» **EXERCISE BRIEF**
Note each line of the listing that contains the string "Tools", and copy it.

═══ MATERIAL PROVIDED

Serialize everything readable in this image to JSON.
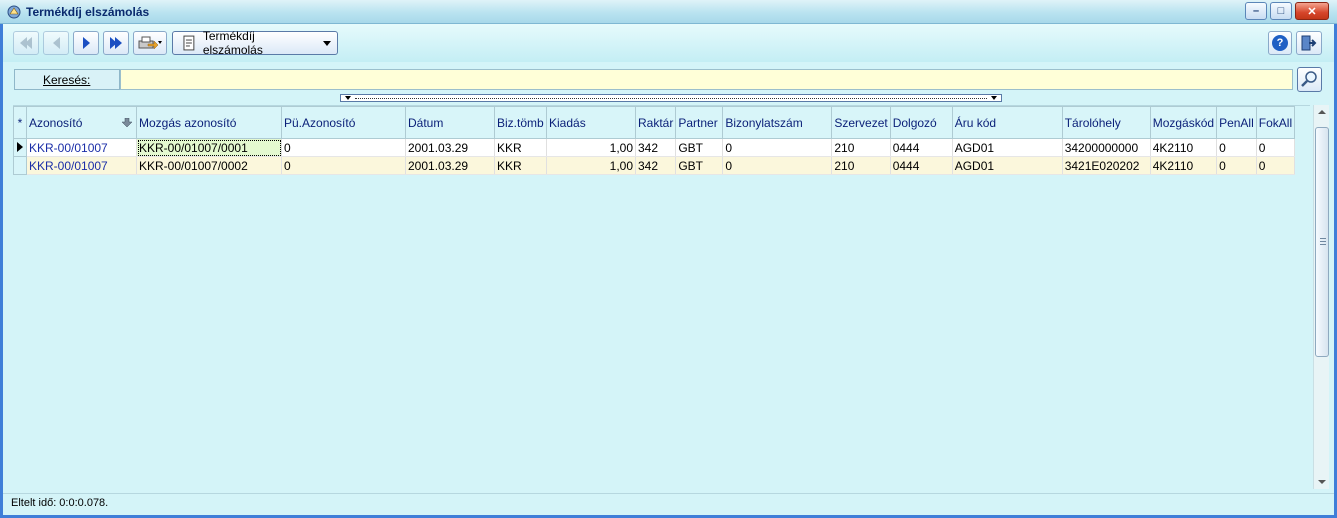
{
  "window": {
    "title": "Termékdíj elszámolás",
    "buttons": {
      "minimize": "–",
      "maximize": "□",
      "close": "✕"
    }
  },
  "toolbar": {
    "first_icon": "first-record-icon",
    "prev_icon": "previous-record-icon",
    "next_icon": "next-record-icon",
    "last_icon": "last-record-icon",
    "print_icon": "print-menu-icon",
    "report_label": "Termékdíj elszámolás",
    "help_label": "?",
    "exit_icon": "exit-icon"
  },
  "search": {
    "label": "Keresés:",
    "value": ""
  },
  "grid": {
    "columns": [
      "*",
      "Azonosító",
      "Mozgás azonosító",
      "Pü.Azonosító",
      "Dátum",
      "Biz.tömb",
      "Kiadás",
      "Raktár",
      "Partner",
      "Bizonylatszám",
      "Szervezet",
      "Dolgozó",
      "Áru kód",
      "Tárolóhely",
      "Mozgáskód",
      "PenAll",
      "FokAll"
    ],
    "rows": [
      [
        "KKR-00/01007",
        "KKR-00/01007/0001",
        "0",
        "2001.03.29",
        "KKR",
        "1,00",
        "342",
        "GBT",
        "0",
        "210",
        "0444",
        "AGD01",
        "34200000000",
        "4K2110",
        "0",
        "0"
      ],
      [
        "KKR-00/01007",
        "KKR-00/01007/0002",
        "0",
        "2001.03.29",
        "KKR",
        "1,00",
        "342",
        "GBT",
        "0",
        "210",
        "0444",
        "AGD01",
        "3421E020202",
        "4K2110",
        "0",
        "0"
      ]
    ]
  },
  "status": {
    "text": "Eltelt idő: 0:0:0.078."
  },
  "colors": {
    "background": "#d4f4f8",
    "header_text": "#0a1f78",
    "search_field": "#ffffd8",
    "alt_row": "#fbf7dc"
  }
}
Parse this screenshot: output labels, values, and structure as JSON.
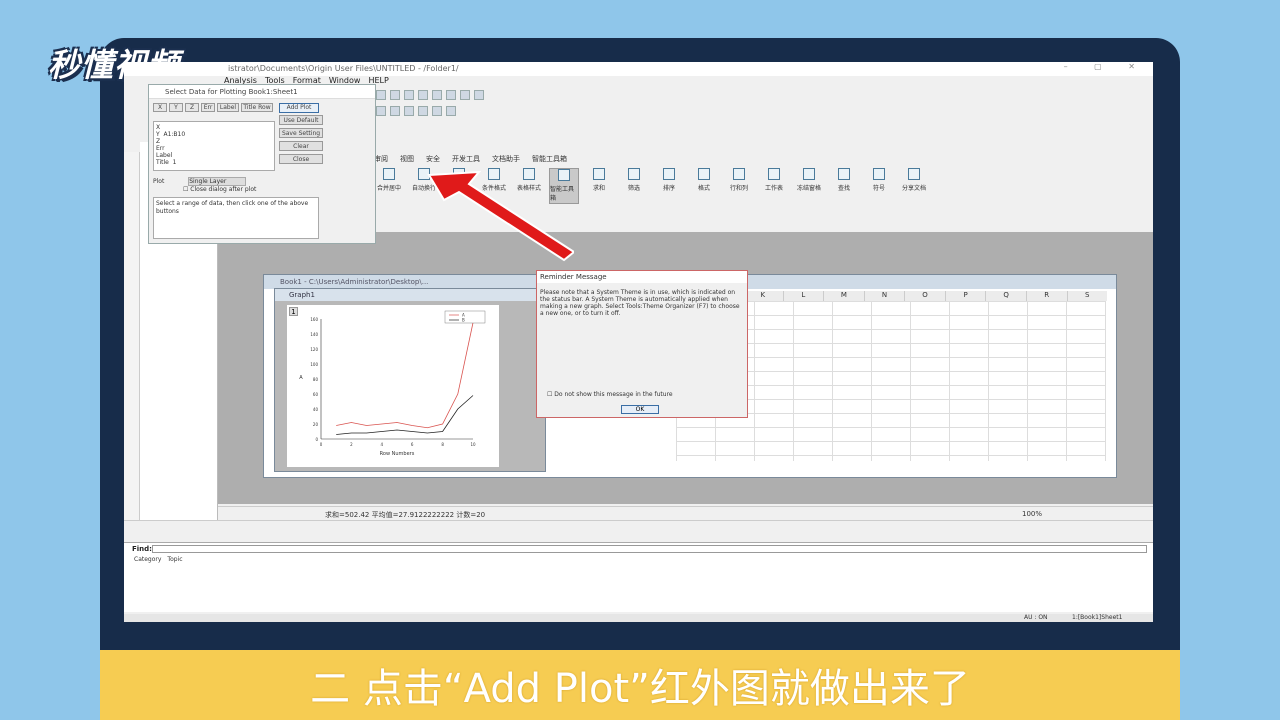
{
  "brand": {
    "logo_text": "秒懂视频"
  },
  "caption": {
    "text": "二 点击“Add Plot”红外图就做出来了"
  },
  "app": {
    "title_fragment": "istrator\\Documents\\Origin User Files\\UNTITLED - /Folder1/",
    "menu": [
      "Analysis",
      "Tools",
      "Format",
      "Window",
      "HELP"
    ],
    "ribbon_tabs": [
      "审阅",
      "视图",
      "安全",
      "开发工具",
      "文档助手",
      "智能工具箱"
    ],
    "ribbon_buttons": [
      "合并居中",
      "自动换行",
      "常规",
      "条件格式",
      "表格样式",
      "智能工具箱",
      "求和",
      "筛选",
      "排序",
      "格式",
      "行和列",
      "工作表",
      "冻结窗格",
      "查找",
      "符号",
      "分享文档"
    ],
    "status_bar": "求和=502.42  平均值=27.9122222222  计数=20",
    "zoom": "100%",
    "find_label": "Find:",
    "find_columns": [
      "Category",
      "Topic"
    ],
    "bottom_status": [
      "AU : ON",
      "1:[Book1]Sheet1"
    ]
  },
  "select_dialog": {
    "title": "Select Data for Plotting  Book1:Sheet1",
    "buttons": [
      "X",
      "Y",
      "Z",
      "Err",
      "Label",
      "Title Row"
    ],
    "add_plot": "Add Plot",
    "side_buttons": [
      "Use Default",
      "Save Setting",
      "Clear",
      "Close"
    ],
    "list_text": "X\nY  A1:B10\nZ\nErr\nLabel\nTitle  1",
    "plot_label": "Plot",
    "layer_option": "Single Layer",
    "close_checkbox": "Close dialog after plot",
    "info": "Select a range of data, then click one of the above buttons"
  },
  "book_window": {
    "title": "Book1 - C:\\Users\\Administrator\\Desktop\\...",
    "columns": [
      "K",
      "L",
      "M",
      "N",
      "O",
      "P",
      "Q",
      "R",
      "S"
    ]
  },
  "graph_window": {
    "title": "Graph1",
    "layer": "1",
    "xlabel": "Row Numbers",
    "ylabel": "A",
    "legend": [
      "A",
      "B"
    ]
  },
  "chart_data": {
    "type": "line",
    "x": [
      1,
      2,
      3,
      4,
      5,
      6,
      7,
      8,
      9,
      10
    ],
    "series": [
      {
        "name": "A",
        "color": "#d9534f",
        "values": [
          18,
          22,
          18,
          20,
          22,
          18,
          15,
          20,
          60,
          155
        ]
      },
      {
        "name": "B",
        "color": "#222222",
        "values": [
          6,
          8,
          8,
          10,
          12,
          10,
          8,
          10,
          40,
          58
        ]
      }
    ],
    "xlabel": "Row Numbers",
    "ylabel": "A",
    "xlim": [
      0,
      10
    ],
    "ylim": [
      0,
      160
    ]
  },
  "reminder": {
    "title": "Reminder Message",
    "body": "Please note that a System Theme is in use, which is indicated on the status bar. A System Theme is automatically applied when making a new graph. Select Tools:Theme Organizer (F7) to choose a new one, or to turn it off.",
    "checkbox": "Do not show this message in the future",
    "ok": "OK"
  }
}
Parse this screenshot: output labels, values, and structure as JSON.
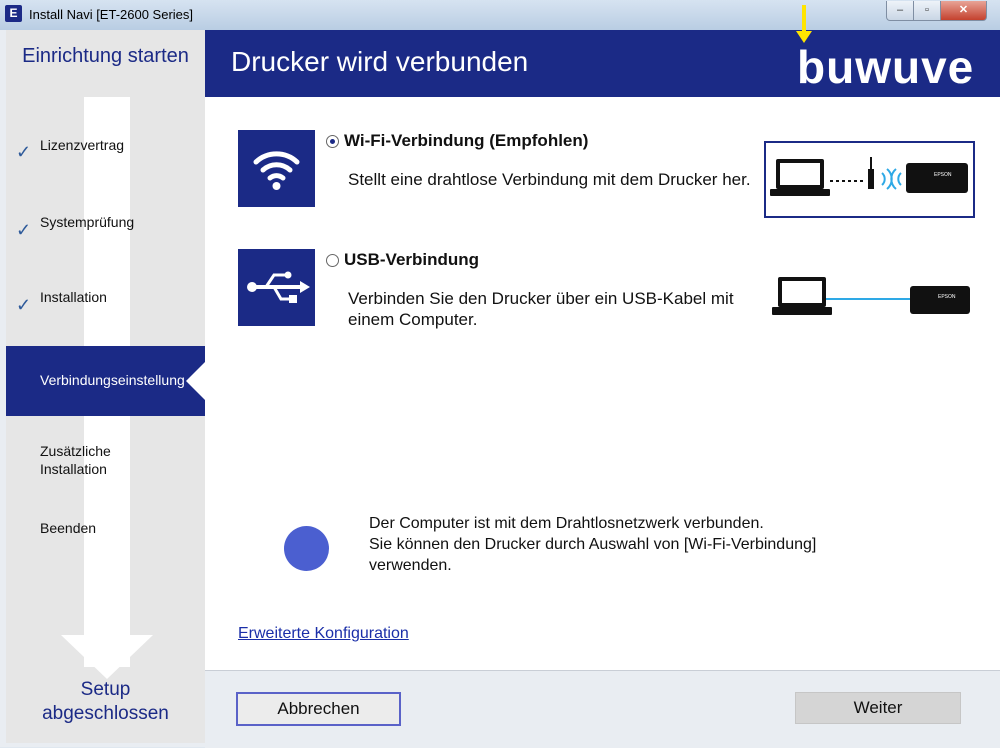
{
  "window": {
    "app_icon": "E",
    "title": "Install Navi [ET-2600 Series]",
    "controls": {
      "minimize": "–",
      "maximize": "▫",
      "close": "✕"
    }
  },
  "sidebar": {
    "title": "Einrichtung starten",
    "steps": [
      {
        "label": "Lizenzvertrag",
        "done": true
      },
      {
        "label": "Systemprüfung",
        "done": true
      },
      {
        "label": "Installation",
        "done": true
      },
      {
        "label": "Verbindungseinstellung",
        "active": true
      },
      {
        "label": "Zusätzliche Installation"
      },
      {
        "label": "Beenden"
      }
    ],
    "footer_line1": "Setup",
    "footer_line2": "abgeschlossen",
    "check_glyph": "✓"
  },
  "header": {
    "title": "Drucker wird verbunden",
    "brand": "buwuve"
  },
  "options": [
    {
      "icon": "wifi-icon",
      "title": "Wi-Fi-Verbindung (Empfohlen)",
      "desc": "Stellt eine drahtlose Verbindung mit dem Drucker her.",
      "selected": true
    },
    {
      "icon": "usb-icon",
      "title": "USB-Verbindung",
      "desc": "Verbinden Sie den Drucker über ein USB-Kabel mit einem Computer.",
      "selected": false
    }
  ],
  "diagrams": {
    "printer_label": "EPSON"
  },
  "info": {
    "line1": "Der Computer ist mit dem Drahtlosnetzwerk verbunden.",
    "line2": "Sie können den Drucker durch Auswahl von [Wi-Fi-Verbindung]",
    "line3": "verwenden."
  },
  "advanced_link": "Erweiterte Konfiguration",
  "buttons": {
    "cancel": "Abbrechen",
    "next": "Weiter"
  },
  "colors": {
    "brand_blue": "#1b2a86",
    "info_dot": "#4b5fd0",
    "link": "#1a2ea8",
    "highlight_arrow": "#ffe400"
  }
}
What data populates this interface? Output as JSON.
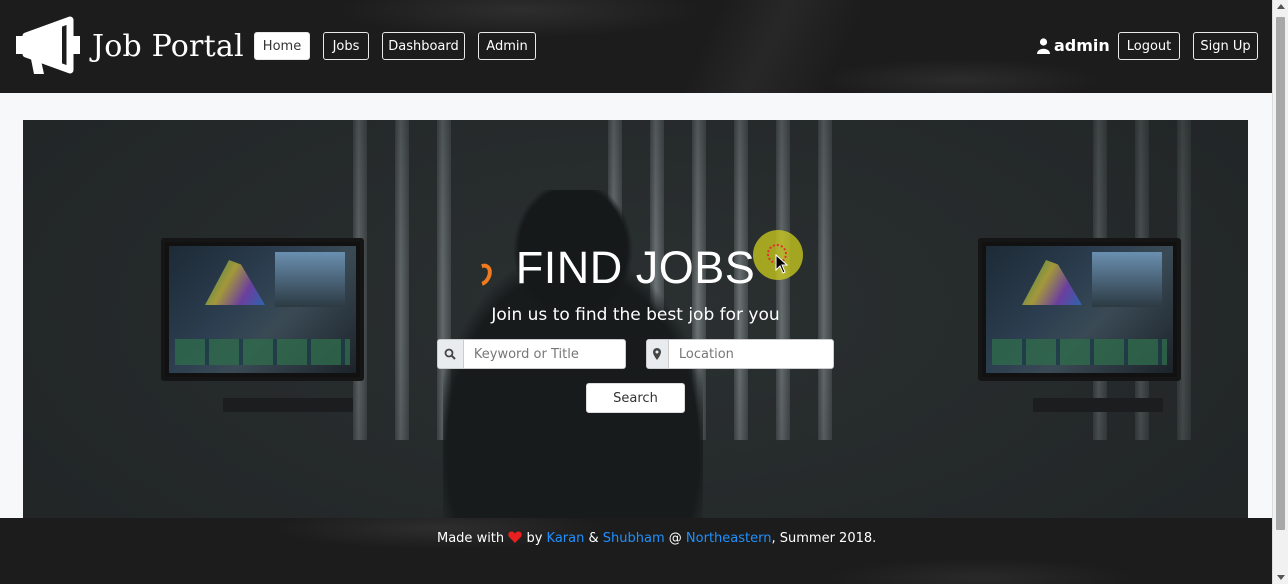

══════

» **FULL SOLUTION**
      "Tools",
    "body": "Please note that a System Theme is in use, which is indicated on the status bar. A System Theme is automatically applied when making a new graph. Select Tools:Theme Organizer (F7) to choose a new one, or to turn it off.",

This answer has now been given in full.